Given records →

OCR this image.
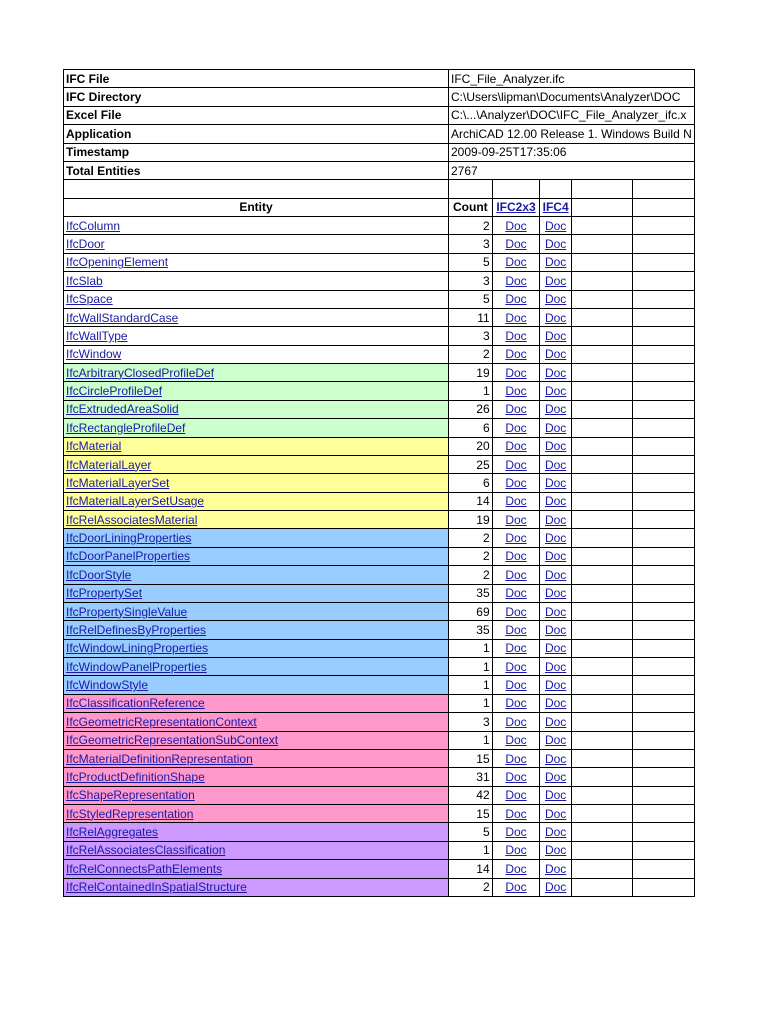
IFC File	IFC_File_Analyzer.ifc				
IFC Directory	C:\Users\lipman\Documents\Analyzer\DOC				
Excel File	C:\...\Analyzer\DOC\IFC_File_Analyzer_ifc.x				
Application	ArchiCAD 12.00 Release 1. Windows Build N				
Timestamp	2009-09-25T17:35:06				
Total Entities	2767				

Entity	Count	IFC2x3	IFC4		
IfcColumn	2	Doc	Doc		
IfcDoor	3	Doc	Doc		
IfcOpeningElement	5	Doc	Doc		
IfcSlab	3	Doc	Doc		
IfcSpace	5	Doc	Doc		
IfcWallStandardCase	11	Doc	Doc		
IfcWallType	3	Doc	Doc		
IfcWindow	2	Doc	Doc		
IfcArbitraryClosedProfileDef	19	Doc	Doc		
IfcCircleProfileDef	1	Doc	Doc		
IfcExtrudedAreaSolid	26	Doc	Doc		
IfcRectangleProfileDef	6	Doc	Doc		
IfcMaterial	20	Doc	Doc		
IfcMaterialLayer	25	Doc	Doc		
IfcMaterialLayerSet	6	Doc	Doc		
IfcMaterialLayerSetUsage	14	Doc	Doc		
IfcRelAssociatesMaterial	19	Doc	Doc		
IfcDoorLiningProperties	2	Doc	Doc		
IfcDoorPanelProperties	2	Doc	Doc		
IfcDoorStyle	2	Doc	Doc		
IfcPropertySet	35	Doc	Doc		
IfcPropertySingleValue	69	Doc	Doc		
IfcRelDefinesByProperties	35	Doc	Doc		
IfcWindowLiningProperties	1	Doc	Doc		
IfcWindowPanelProperties	1	Doc	Doc		
IfcWindowStyle	1	Doc	Doc		
IfcClassificationReference	1	Doc	Doc		
IfcGeometricRepresentationContext	3	Doc	Doc		
IfcGeometricRepresentationSubContext	1	Doc	Doc		
IfcMaterialDefinitionRepresentation	15	Doc	Doc		
IfcProductDefinitionShape	31	Doc	Doc		
IfcShapeRepresentation	42	Doc	Doc		
IfcStyledRepresentation	15	Doc	Doc		
IfcRelAggregates	5	Doc	Doc		
IfcRelAssociatesClassification	1	Doc	Doc		
IfcRelConnectsPathElements	14	Doc	Doc		
IfcRelContainedInSpatialStructure	2	Doc	Doc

The task → Every record above must be given again exactly; drop the pictures.

The completed task →
OCR this image.
IFC File	IFC_File_Analyzer.ifc				
IFC Directory	C:\Users\lipman\Documents\Analyzer\DOC				
Excel File	C:\...\Analyzer\DOC\IFC_File_Analyzer_ifc.x				
Application	ArchiCAD 12.00 Release 1. Windows Build N				
Timestamp	2009-09-25T17:35:06				
Total Entities	2767				

Entity	Count	IFC2x3	IFC4		
IfcColumn	2	Doc	Doc		
IfcDoor	3	Doc	Doc		
IfcOpeningElement	5	Doc	Doc		
IfcSlab	3	Doc	Doc		
IfcSpace	5	Doc	Doc		
IfcWallStandardCase	11	Doc	Doc		
IfcWallType	3	Doc	Doc		
IfcWindow	2	Doc	Doc		
IfcArbitraryClosedProfileDef	19	Doc	Doc		
IfcCircleProfileDef	1	Doc	Doc		
IfcExtrudedAreaSolid	26	Doc	Doc		
IfcRectangleProfileDef	6	Doc	Doc		
IfcMaterial	20	Doc	Doc		
IfcMaterialLayer	25	Doc	Doc		
IfcMaterialLayerSet	6	Doc	Doc		
IfcMaterialLayerSetUsage	14	Doc	Doc		
IfcRelAssociatesMaterial	19	Doc	Doc		
IfcDoorLiningProperties	2	Doc	Doc		
IfcDoorPanelProperties	2	Doc	Doc		
IfcDoorStyle	2	Doc	Doc		
IfcPropertySet	35	Doc	Doc		
IfcPropertySingleValue	69	Doc	Doc		
IfcRelDefinesByProperties	35	Doc	Doc		
IfcWindowLiningProperties	1	Doc	Doc		
IfcWindowPanelProperties	1	Doc	Doc		
IfcWindowStyle	1	Doc	Doc		
IfcClassificationReference	1	Doc	Doc		
IfcGeometricRepresentationContext	3	Doc	Doc		
IfcGeometricRepresentationSubContext	1	Doc	Doc		
IfcMaterialDefinitionRepresentation	15	Doc	Doc		
IfcProductDefinitionShape	31	Doc	Doc		
IfcShapeRepresentation	42	Doc	Doc		
IfcStyledRepresentation	15	Doc	Doc		
IfcRelAggregates	5	Doc	Doc		
IfcRelAssociatesClassification	1	Doc	Doc		
IfcRelConnectsPathElements	14	Doc	Doc		
IfcRelContainedInSpatialStructure	2	Doc	Doc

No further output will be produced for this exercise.